[Saved entries]
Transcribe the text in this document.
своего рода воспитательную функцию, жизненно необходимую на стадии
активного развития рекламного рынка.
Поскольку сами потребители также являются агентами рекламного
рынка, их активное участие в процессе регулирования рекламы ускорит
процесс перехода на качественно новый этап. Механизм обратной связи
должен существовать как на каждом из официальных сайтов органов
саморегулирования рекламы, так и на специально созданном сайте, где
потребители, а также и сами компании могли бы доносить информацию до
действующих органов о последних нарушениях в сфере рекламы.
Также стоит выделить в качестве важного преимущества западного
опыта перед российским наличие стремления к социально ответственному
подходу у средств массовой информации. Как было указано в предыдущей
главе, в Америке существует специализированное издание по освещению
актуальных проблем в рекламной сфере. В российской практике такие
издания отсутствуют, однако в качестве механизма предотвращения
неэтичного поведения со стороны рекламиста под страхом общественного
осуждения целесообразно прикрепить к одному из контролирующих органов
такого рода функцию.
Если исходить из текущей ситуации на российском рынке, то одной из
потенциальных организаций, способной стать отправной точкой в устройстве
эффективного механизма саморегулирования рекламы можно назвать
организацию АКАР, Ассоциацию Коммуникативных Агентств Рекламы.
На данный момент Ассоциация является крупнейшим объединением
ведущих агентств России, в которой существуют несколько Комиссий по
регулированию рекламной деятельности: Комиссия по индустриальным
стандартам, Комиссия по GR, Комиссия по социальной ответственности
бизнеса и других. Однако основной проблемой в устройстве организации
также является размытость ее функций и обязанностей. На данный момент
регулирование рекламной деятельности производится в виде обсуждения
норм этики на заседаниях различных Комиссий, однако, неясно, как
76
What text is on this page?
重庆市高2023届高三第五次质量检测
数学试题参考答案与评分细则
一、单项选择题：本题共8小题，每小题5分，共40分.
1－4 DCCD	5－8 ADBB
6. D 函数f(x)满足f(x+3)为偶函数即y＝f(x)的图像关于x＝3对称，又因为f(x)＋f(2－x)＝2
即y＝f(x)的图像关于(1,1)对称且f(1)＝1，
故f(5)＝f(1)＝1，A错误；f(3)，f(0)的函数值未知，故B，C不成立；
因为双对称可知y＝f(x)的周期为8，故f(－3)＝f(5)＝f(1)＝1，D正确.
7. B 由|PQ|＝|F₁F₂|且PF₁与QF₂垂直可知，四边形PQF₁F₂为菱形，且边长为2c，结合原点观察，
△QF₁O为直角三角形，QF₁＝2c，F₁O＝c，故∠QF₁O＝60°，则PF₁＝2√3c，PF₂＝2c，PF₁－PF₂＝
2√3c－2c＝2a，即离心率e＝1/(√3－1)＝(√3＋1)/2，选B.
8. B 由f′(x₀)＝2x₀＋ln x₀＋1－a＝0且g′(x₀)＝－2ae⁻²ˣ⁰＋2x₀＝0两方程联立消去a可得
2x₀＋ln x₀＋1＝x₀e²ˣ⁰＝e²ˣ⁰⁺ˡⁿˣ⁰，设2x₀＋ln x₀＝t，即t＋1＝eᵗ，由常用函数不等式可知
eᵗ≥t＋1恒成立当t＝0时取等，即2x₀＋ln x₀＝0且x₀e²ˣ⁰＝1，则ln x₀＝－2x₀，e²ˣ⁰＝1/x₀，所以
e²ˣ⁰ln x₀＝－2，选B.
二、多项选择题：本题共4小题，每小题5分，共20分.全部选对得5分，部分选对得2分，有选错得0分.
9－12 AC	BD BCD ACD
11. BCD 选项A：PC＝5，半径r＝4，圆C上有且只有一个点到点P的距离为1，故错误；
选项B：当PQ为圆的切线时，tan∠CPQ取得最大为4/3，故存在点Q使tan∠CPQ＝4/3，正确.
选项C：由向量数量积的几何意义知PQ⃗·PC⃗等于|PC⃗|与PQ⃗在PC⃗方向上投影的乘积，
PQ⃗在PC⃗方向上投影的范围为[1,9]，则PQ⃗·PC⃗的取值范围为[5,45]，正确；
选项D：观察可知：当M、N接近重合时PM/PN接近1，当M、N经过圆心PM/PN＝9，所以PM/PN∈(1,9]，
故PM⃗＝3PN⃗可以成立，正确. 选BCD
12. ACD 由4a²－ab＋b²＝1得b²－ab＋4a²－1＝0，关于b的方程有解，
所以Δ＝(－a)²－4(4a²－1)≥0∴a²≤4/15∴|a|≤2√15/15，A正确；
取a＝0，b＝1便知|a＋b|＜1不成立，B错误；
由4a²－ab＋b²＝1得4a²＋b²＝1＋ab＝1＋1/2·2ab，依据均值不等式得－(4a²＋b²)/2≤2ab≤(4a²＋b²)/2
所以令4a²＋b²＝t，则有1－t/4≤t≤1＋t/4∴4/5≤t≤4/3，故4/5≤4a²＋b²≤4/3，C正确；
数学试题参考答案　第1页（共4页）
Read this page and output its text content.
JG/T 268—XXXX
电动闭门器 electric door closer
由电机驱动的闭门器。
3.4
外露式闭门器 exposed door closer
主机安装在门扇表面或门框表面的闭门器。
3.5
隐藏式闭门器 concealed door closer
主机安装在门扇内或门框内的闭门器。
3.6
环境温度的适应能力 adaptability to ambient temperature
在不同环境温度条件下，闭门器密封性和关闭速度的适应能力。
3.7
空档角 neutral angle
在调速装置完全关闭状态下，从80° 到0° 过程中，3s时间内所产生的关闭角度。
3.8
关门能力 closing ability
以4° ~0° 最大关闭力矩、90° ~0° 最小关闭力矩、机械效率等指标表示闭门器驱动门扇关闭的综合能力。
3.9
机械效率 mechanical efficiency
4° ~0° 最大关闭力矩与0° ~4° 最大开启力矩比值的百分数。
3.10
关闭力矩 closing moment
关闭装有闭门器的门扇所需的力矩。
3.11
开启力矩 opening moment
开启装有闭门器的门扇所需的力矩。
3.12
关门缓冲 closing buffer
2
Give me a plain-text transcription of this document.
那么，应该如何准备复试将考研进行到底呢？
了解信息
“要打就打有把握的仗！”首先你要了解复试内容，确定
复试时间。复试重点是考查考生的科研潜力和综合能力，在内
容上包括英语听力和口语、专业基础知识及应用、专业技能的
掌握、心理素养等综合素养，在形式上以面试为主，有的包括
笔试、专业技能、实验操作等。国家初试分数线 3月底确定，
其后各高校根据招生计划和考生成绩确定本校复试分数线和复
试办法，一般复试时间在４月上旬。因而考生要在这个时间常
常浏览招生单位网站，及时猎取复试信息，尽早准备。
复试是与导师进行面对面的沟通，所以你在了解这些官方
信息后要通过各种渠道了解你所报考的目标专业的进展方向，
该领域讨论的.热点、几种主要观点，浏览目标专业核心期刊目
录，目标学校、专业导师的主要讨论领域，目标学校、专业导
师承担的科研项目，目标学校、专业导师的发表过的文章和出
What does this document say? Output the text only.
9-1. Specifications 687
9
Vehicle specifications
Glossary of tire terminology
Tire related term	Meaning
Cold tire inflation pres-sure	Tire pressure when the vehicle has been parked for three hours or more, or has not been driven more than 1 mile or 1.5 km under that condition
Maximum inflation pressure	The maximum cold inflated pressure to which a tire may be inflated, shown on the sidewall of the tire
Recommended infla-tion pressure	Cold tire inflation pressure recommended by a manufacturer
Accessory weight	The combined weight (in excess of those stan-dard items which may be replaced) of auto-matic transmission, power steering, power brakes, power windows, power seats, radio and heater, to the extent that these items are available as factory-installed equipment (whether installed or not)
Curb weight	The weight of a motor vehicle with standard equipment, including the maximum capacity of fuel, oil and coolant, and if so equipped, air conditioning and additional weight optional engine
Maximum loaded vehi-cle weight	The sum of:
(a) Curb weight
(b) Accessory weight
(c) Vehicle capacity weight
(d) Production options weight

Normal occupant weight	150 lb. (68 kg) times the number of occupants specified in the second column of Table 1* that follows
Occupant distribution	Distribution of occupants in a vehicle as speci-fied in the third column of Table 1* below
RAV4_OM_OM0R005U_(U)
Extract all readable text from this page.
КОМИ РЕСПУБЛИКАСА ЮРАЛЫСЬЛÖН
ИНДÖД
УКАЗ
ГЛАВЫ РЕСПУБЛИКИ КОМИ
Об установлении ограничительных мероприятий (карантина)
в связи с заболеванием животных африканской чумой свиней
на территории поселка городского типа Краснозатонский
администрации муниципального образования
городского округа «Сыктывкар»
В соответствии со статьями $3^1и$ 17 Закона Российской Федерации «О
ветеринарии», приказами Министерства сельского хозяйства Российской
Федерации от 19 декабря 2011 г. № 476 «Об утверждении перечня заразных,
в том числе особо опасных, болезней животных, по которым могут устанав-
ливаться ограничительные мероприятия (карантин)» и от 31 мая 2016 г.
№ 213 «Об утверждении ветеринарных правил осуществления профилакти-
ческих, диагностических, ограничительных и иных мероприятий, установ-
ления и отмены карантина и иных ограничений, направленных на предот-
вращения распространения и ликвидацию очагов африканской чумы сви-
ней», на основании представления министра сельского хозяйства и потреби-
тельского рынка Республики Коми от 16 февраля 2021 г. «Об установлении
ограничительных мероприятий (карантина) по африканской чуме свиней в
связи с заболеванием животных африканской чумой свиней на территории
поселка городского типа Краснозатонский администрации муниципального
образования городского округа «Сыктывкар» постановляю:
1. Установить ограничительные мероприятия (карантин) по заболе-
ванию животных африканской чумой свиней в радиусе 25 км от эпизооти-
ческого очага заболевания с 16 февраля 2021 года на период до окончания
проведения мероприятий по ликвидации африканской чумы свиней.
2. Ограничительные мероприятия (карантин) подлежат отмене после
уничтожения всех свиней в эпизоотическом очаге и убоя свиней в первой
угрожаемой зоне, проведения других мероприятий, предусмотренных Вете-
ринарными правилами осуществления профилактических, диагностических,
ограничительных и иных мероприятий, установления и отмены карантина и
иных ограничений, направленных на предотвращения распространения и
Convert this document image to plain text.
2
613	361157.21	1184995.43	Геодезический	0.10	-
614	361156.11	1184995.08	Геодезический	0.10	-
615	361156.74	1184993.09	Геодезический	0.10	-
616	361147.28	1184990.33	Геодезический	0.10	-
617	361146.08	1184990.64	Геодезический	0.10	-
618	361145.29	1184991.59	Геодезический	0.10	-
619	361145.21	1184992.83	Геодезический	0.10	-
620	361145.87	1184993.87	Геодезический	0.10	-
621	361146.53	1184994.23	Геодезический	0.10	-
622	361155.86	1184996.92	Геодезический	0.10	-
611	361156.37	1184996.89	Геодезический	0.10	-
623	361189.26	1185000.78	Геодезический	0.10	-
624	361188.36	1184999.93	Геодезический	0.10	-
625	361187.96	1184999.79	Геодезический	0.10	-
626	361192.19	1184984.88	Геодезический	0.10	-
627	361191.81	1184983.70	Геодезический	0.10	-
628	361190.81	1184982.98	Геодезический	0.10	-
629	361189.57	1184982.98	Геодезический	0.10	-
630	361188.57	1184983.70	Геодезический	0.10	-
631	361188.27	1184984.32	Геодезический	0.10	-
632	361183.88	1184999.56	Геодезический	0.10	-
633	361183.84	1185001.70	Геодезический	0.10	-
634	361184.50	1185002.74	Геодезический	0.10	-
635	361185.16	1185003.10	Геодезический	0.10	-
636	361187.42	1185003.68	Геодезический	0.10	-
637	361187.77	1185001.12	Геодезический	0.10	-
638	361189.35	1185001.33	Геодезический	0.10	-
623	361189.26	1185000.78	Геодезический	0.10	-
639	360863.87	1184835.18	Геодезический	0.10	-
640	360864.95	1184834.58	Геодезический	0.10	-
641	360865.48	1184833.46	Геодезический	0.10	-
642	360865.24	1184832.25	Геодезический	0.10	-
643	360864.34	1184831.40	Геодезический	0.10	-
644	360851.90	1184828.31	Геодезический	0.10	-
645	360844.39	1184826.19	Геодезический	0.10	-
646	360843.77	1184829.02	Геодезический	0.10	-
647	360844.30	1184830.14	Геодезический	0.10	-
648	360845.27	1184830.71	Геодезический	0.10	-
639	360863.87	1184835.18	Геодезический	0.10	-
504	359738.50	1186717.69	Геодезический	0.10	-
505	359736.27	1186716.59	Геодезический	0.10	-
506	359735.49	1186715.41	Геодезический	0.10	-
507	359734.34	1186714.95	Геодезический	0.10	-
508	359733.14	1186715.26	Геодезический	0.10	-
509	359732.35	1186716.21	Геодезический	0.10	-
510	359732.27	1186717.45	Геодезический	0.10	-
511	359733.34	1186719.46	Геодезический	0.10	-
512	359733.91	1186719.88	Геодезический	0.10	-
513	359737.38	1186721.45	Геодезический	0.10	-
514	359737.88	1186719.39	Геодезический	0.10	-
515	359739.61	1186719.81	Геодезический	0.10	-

Task requirements = In the listing above, locate each line with "рода" and copy it.

Written response =
своего рода воспитательную функцию, жизненно необходимую на стадии
такого рода функцию.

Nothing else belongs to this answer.